[Structured figure records]

## START

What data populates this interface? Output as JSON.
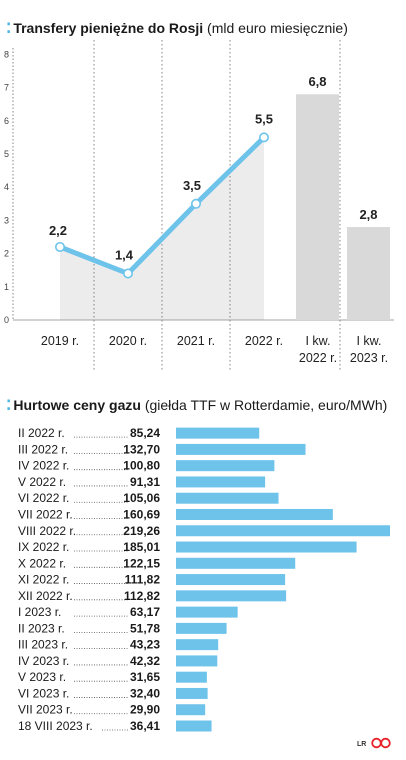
{
  "chart1_title": {
    "bold": "Transfery pieniężne do Rosji",
    "sub": "(mld euro miesięcznie)"
  },
  "chart2_title": {
    "bold": "Hurtowe ceny gazu",
    "sub": "(giełda TTF w Rotterdamie, euro/MWh)"
  },
  "credit": "LR",
  "colors": {
    "accent": "#6dc3ea",
    "line": "#6dc3ea",
    "bar_gray": "#d9d9d9",
    "area": "#ececec",
    "dots": "#4fb6e6",
    "brand": "#e8202a"
  },
  "chart_data": [
    {
      "type": "line",
      "title": "Transfery pieniężne do Rosji",
      "subtitle": "(mld euro miesięcznie)",
      "ylim": [
        0,
        8
      ],
      "yticks": [
        "0",
        "1",
        "2",
        "3",
        "4",
        "5",
        "6",
        "7",
        "8"
      ],
      "categories": [
        "2019 r.",
        "2020 r.",
        "2021 r.",
        "2022 r.",
        "I kw. 2022 r.",
        "I kw. 2023 r."
      ],
      "line_values": [
        2.2,
        1.4,
        3.5,
        5.5
      ],
      "line_labels": [
        "2,2",
        "1,4",
        "3,5",
        "5,5"
      ],
      "bar_values": [
        6.8,
        2.8
      ],
      "bar_labels": [
        "6,8",
        "2,8"
      ]
    },
    {
      "type": "bar",
      "orientation": "horizontal",
      "title": "Hurtowe ceny gazu",
      "subtitle": "(giełda TTF w Rotterdamie, euro/MWh)",
      "categories": [
        "II 2022 r.",
        "III 2022 r.",
        "IV 2022 r.",
        "V 2022 r.",
        "VI 2022 r.",
        "VII 2022 r.",
        "VIII 2022 r.",
        "IX 2022 r.",
        "X 2022 r.",
        "XI 2022 r.",
        "XII 2022 r.",
        "I 2023 r.",
        "II 2023 r.",
        "III 2023 r.",
        "IV 2023 r.",
        "V 2023 r.",
        "VI 2023 r.",
        "VII 2023 r.",
        "18 VIII 2023 r."
      ],
      "values": [
        85.24,
        132.7,
        100.8,
        91.31,
        105.06,
        160.69,
        219.26,
        185.01,
        122.15,
        111.82,
        112.82,
        63.17,
        51.78,
        43.23,
        42.32,
        31.65,
        32.4,
        29.9,
        36.41
      ],
      "value_labels": [
        "85,24",
        "132,70",
        "100,80",
        "91,31",
        "105,06",
        "160,69",
        "219,26",
        "185,01",
        "122,15",
        "111,82",
        "112,82",
        "63,17",
        "51,78",
        "43,23",
        "42,32",
        "31,65",
        "32,40",
        "29,90",
        "36,41"
      ]
    }
  ]
}
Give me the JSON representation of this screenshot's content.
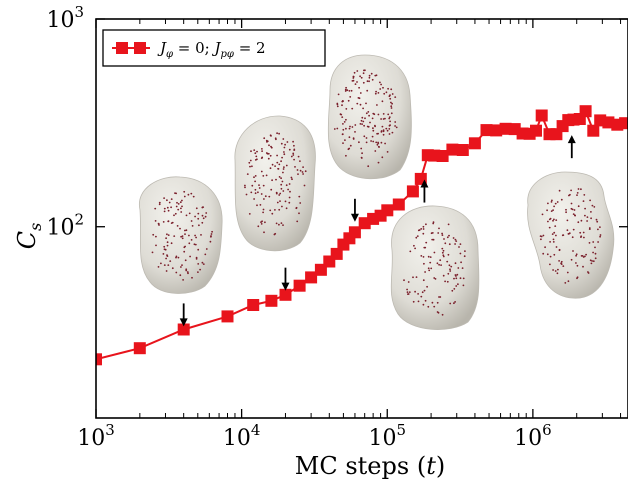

## END

Extract each line from the entries above that contains the string "miesięcznie".

    "sub": "(mld euro miesięcznie)"
      "subtitle": "(mld euro miesięcznie)",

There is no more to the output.